### TASK STATEMENT
Copy out exactly each line from the line with "What does this" through the last line of the material below.

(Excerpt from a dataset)
-------------------------
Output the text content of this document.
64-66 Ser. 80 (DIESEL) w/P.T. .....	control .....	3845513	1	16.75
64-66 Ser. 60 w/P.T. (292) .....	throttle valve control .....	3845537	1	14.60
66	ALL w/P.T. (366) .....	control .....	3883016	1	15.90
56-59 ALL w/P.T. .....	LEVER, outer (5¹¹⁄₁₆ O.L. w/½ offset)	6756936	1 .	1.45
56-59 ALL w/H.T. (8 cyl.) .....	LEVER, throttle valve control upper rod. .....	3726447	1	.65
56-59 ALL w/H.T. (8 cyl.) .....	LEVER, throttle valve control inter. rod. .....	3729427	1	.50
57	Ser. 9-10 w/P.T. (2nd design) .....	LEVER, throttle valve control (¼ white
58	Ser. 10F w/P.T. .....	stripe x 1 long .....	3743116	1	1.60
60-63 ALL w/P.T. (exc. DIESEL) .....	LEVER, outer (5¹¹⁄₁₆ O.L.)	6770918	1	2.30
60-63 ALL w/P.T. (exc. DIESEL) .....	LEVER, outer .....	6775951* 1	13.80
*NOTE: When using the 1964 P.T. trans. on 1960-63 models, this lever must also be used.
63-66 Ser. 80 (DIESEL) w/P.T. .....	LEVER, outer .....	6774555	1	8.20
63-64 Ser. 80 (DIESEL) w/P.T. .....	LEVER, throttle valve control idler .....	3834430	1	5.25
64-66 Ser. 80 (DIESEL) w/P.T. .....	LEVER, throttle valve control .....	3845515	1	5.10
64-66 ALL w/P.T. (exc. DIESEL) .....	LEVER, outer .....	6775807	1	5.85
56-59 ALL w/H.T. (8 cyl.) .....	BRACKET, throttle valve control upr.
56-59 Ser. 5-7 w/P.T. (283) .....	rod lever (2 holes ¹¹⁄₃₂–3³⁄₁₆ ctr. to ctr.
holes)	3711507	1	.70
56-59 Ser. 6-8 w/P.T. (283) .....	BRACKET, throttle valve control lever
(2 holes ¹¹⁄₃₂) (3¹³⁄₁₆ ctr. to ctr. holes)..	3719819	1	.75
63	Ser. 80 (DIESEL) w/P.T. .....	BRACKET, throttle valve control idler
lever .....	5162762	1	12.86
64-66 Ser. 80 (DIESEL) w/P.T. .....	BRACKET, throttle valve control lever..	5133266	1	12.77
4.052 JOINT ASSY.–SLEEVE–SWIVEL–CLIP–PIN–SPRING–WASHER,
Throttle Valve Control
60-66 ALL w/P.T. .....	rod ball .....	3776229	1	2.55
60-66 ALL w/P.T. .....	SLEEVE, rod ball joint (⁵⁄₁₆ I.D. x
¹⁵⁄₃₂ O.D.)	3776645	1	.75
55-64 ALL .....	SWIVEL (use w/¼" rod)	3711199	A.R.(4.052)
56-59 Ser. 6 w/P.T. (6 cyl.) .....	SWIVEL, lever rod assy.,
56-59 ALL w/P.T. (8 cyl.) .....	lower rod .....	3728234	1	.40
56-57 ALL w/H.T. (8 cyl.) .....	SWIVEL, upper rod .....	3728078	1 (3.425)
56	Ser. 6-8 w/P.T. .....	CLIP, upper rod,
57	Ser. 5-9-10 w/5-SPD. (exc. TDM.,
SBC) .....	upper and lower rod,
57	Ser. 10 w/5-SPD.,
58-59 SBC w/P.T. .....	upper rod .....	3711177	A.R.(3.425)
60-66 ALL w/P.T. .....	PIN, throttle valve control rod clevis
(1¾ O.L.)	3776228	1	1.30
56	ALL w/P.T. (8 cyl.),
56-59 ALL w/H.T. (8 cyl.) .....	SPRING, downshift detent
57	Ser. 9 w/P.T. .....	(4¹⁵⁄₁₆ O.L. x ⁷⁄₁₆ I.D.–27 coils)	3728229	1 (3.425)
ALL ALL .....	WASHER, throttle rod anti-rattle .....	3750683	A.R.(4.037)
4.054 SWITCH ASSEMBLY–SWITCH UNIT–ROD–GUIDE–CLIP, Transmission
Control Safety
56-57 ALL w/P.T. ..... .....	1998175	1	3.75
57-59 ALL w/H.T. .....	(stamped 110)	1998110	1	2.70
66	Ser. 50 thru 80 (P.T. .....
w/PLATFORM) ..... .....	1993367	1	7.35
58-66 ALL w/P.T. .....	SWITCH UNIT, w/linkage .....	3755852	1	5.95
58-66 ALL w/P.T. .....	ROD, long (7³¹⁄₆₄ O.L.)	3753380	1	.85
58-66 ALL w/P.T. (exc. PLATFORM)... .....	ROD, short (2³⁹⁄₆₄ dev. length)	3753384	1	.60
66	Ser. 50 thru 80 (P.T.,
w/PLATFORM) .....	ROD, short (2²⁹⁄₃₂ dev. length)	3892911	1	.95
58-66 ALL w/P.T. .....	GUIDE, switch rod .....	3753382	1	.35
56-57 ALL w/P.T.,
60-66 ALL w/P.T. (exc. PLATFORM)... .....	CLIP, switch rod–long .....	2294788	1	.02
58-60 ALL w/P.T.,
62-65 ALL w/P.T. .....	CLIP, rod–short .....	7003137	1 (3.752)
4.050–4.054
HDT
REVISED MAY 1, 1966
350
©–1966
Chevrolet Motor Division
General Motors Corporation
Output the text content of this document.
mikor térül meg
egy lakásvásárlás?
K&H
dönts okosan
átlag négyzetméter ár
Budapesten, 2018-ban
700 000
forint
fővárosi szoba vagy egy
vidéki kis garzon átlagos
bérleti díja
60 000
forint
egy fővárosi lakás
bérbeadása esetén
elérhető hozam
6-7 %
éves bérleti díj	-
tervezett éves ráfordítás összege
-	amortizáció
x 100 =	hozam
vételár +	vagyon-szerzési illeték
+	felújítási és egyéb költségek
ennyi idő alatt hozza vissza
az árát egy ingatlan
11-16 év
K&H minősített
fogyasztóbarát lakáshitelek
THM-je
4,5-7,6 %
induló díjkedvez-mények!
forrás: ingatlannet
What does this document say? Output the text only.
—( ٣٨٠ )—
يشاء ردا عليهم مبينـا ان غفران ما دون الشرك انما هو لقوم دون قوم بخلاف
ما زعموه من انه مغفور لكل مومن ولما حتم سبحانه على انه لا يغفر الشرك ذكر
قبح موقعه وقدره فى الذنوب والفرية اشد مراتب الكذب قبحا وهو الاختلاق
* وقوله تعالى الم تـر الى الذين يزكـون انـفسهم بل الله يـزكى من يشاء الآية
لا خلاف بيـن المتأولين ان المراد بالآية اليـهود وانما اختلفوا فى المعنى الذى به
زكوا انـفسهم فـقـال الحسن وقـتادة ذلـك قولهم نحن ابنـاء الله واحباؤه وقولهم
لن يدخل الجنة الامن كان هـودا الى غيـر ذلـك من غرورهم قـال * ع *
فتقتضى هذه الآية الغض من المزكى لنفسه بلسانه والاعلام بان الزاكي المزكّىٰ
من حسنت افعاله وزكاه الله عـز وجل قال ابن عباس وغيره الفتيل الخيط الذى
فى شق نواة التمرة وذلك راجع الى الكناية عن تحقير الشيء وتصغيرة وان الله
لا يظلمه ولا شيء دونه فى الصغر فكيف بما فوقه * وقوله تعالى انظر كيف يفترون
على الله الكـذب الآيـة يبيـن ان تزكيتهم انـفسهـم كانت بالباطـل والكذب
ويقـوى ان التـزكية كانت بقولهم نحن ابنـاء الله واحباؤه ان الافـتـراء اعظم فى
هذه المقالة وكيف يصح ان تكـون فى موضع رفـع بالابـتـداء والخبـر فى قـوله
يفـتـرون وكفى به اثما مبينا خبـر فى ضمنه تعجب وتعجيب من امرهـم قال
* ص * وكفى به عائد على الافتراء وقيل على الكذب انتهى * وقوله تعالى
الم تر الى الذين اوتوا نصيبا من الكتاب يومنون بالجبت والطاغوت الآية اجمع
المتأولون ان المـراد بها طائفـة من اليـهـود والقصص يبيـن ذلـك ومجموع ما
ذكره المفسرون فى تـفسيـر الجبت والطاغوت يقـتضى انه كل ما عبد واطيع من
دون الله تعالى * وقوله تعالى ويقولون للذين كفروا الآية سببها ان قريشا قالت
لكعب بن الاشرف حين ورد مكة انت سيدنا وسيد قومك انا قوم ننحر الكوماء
-------------------------
### ANSWER FOR THIS EXERCISE
What does this document say? Output the text only.
—( ٣٨٠ )—
يشاء ردا عليهم مبينـا ان غفران ما دون الشرك انما هو لقوم دون قوم بخلاف
ما زعموه من انه مغفور لكل مومن ولما حتم سبحانه على انه لا يغفر الشرك ذكر
قبح موقعه وقدره فى الذنوب والفرية اشد مراتب الكذب قبحا وهو الاختلاق
* وقوله تعالى الم تـر الى الذين يزكـون انـفسهم بل الله يـزكى من يشاء الآية
لا خلاف بيـن المتأولين ان المراد بالآية اليـهود وانما اختلفوا فى المعنى الذى به
زكوا انـفسهم فـقـال الحسن وقـتادة ذلـك قولهم نحن ابنـاء الله واحباؤه وقولهم
لن يدخل الجنة الامن كان هـودا الى غيـر ذلـك من غرورهم قـال * ع *
فتقتضى هذه الآية الغض من المزكى لنفسه بلسانه والاعلام بان الزاكي المزكّىٰ
من حسنت افعاله وزكاه الله عـز وجل قال ابن عباس وغيره الفتيل الخيط الذى
فى شق نواة التمرة وذلك راجع الى الكناية عن تحقير الشيء وتصغيرة وان الله
لا يظلمه ولا شيء دونه فى الصغر فكيف بما فوقه * وقوله تعالى انظر كيف يفترون
على الله الكـذب الآيـة يبيـن ان تزكيتهم انـفسهـم كانت بالباطـل والكذب
ويقـوى ان التـزكية كانت بقولهم نحن ابنـاء الله واحباؤه ان الافـتـراء اعظم فى
هذه المقالة وكيف يصح ان تكـون فى موضع رفـع بالابـتـداء والخبـر فى قـوله
يفـتـرون وكفى به اثما مبينا خبـر فى ضمنه تعجب وتعجيب من امرهـم قال
* ص * وكفى به عائد على الافتراء وقيل على الكذب انتهى * وقوله تعالى
الم تر الى الذين اوتوا نصيبا من الكتاب يومنون بالجبت والطاغوت الآية اجمع
المتأولون ان المـراد بها طائفـة من اليـهـود والقصص يبيـن ذلـك ومجموع ما
ذكره المفسرون فى تـفسيـر الجبت والطاغوت يقـتضى انه كل ما عبد واطيع من
دون الله تعالى * وقوله تعالى ويقولون للذين كفروا الآية سببها ان قريشا قالت
لكعب بن الاشرف حين ورد مكة انت سيدنا وسيد قومك انا قوم ننحر الكوماء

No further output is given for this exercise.